(Records)
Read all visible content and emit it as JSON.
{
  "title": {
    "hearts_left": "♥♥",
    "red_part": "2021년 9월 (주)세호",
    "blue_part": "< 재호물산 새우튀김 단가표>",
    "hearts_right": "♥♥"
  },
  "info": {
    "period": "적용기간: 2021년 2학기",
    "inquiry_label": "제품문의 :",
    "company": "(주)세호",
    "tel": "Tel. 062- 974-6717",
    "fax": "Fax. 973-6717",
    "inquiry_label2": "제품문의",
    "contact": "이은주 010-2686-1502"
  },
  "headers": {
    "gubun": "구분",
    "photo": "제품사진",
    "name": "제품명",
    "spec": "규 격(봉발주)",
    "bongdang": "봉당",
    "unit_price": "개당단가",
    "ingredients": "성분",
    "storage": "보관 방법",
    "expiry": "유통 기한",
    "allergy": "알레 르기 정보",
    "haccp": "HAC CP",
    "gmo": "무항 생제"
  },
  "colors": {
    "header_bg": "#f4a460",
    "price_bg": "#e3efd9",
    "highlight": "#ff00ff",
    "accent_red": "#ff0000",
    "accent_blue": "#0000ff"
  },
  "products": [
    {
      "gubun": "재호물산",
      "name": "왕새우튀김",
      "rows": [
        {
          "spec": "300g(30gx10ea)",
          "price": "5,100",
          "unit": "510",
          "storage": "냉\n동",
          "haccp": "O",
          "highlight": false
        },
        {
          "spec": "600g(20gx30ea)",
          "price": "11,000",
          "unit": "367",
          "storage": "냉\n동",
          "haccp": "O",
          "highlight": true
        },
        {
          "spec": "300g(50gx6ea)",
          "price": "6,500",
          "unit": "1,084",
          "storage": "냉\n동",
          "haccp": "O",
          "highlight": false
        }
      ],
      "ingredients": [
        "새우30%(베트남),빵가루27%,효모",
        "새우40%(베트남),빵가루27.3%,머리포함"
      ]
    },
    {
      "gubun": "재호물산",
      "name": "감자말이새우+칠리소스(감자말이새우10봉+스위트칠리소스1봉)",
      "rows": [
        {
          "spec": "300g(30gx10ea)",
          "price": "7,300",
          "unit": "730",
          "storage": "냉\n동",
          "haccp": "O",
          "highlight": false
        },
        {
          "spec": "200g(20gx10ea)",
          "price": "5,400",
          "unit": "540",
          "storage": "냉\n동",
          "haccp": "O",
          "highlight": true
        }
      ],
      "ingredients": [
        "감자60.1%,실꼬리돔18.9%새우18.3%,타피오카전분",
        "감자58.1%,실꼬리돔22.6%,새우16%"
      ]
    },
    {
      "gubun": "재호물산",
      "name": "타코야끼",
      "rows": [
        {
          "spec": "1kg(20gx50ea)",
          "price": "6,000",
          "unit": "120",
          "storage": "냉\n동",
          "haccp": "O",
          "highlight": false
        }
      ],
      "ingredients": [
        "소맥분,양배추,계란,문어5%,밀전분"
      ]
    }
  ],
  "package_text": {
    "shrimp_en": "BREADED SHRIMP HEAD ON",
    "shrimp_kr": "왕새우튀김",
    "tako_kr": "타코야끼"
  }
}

EXERCISE DESCRIPTION
Report how many lines of the listing hold the word "name", with nothing but the number.

SOLUTION FOR THIS EXERCISE
4